From the listing below, return each line that includes "photos".

## start Information supplied

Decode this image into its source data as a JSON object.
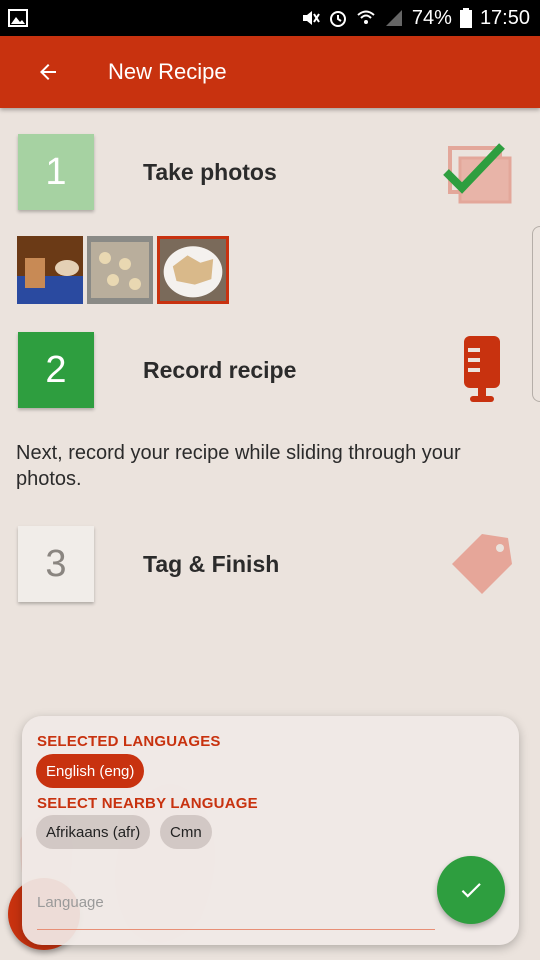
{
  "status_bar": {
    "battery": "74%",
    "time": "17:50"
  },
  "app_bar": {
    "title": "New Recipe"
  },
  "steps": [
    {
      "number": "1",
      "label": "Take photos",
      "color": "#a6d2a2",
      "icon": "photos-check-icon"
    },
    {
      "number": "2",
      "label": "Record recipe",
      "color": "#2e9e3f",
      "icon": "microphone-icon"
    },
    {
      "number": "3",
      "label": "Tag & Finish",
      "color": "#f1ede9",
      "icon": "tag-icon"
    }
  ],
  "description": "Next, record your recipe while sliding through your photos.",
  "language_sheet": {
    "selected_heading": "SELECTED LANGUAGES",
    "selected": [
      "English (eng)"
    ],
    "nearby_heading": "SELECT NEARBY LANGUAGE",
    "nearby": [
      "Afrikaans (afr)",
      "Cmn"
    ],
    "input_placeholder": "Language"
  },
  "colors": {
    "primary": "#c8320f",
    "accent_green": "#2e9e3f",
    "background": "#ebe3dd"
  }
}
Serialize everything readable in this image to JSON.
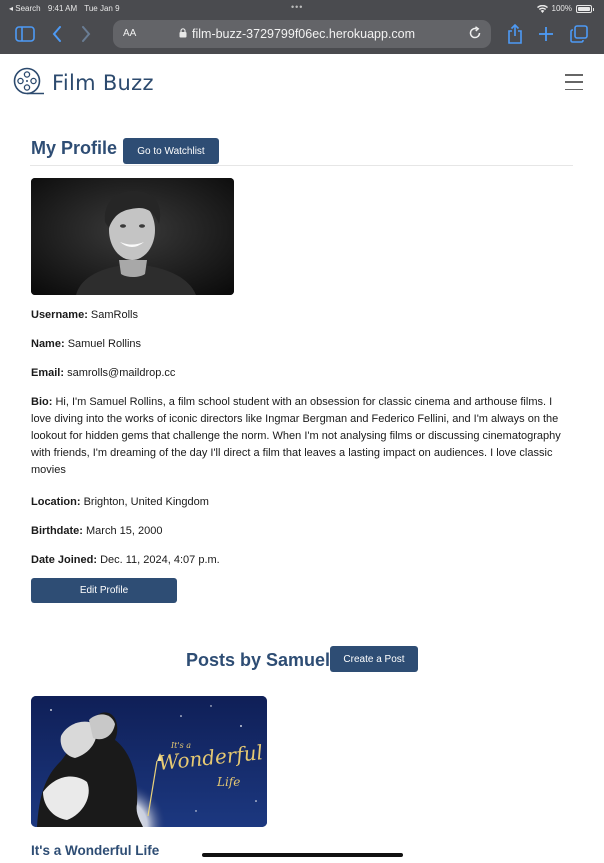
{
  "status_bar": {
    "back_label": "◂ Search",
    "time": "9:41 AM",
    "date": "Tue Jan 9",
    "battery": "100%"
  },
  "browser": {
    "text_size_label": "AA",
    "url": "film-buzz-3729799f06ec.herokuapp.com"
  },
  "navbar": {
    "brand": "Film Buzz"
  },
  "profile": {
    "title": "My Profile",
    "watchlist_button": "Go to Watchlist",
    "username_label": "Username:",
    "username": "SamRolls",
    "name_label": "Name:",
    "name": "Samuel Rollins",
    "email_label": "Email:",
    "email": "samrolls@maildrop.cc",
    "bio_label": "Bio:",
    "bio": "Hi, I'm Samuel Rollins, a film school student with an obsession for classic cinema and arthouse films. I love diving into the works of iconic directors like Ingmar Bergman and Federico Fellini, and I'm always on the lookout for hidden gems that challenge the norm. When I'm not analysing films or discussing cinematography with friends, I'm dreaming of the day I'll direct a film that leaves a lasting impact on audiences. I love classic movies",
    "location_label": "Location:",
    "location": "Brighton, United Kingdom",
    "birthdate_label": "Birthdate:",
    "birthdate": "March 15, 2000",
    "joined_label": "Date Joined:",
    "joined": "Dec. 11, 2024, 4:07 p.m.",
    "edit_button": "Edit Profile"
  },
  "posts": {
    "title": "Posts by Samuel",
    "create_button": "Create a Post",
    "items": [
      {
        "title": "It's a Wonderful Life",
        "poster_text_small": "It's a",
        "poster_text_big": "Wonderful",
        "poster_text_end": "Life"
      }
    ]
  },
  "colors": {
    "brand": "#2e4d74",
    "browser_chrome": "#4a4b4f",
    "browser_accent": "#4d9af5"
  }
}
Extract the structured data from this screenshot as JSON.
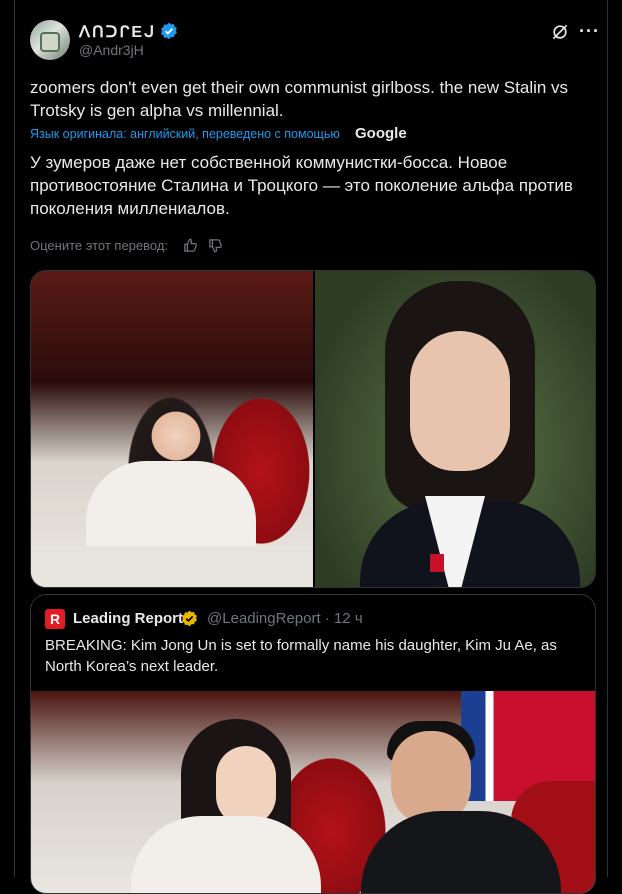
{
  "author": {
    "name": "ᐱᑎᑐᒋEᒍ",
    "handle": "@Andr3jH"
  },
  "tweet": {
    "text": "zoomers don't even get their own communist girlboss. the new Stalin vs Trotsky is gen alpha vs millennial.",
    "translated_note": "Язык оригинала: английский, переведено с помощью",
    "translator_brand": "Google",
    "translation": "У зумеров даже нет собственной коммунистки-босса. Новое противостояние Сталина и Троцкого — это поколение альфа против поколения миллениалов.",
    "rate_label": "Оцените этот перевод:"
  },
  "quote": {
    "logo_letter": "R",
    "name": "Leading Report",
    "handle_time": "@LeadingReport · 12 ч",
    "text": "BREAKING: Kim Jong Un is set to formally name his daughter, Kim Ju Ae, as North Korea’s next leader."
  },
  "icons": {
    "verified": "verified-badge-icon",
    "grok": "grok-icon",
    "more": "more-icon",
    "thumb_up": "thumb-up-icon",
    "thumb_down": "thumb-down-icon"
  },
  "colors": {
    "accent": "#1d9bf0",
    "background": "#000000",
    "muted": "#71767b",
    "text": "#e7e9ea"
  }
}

## end Information supplied

Solution to the problem –
      "label": "Take photos",
      "icon": "photos-check-icon"
  "description": "Next, record your recipe while sliding through your photos.",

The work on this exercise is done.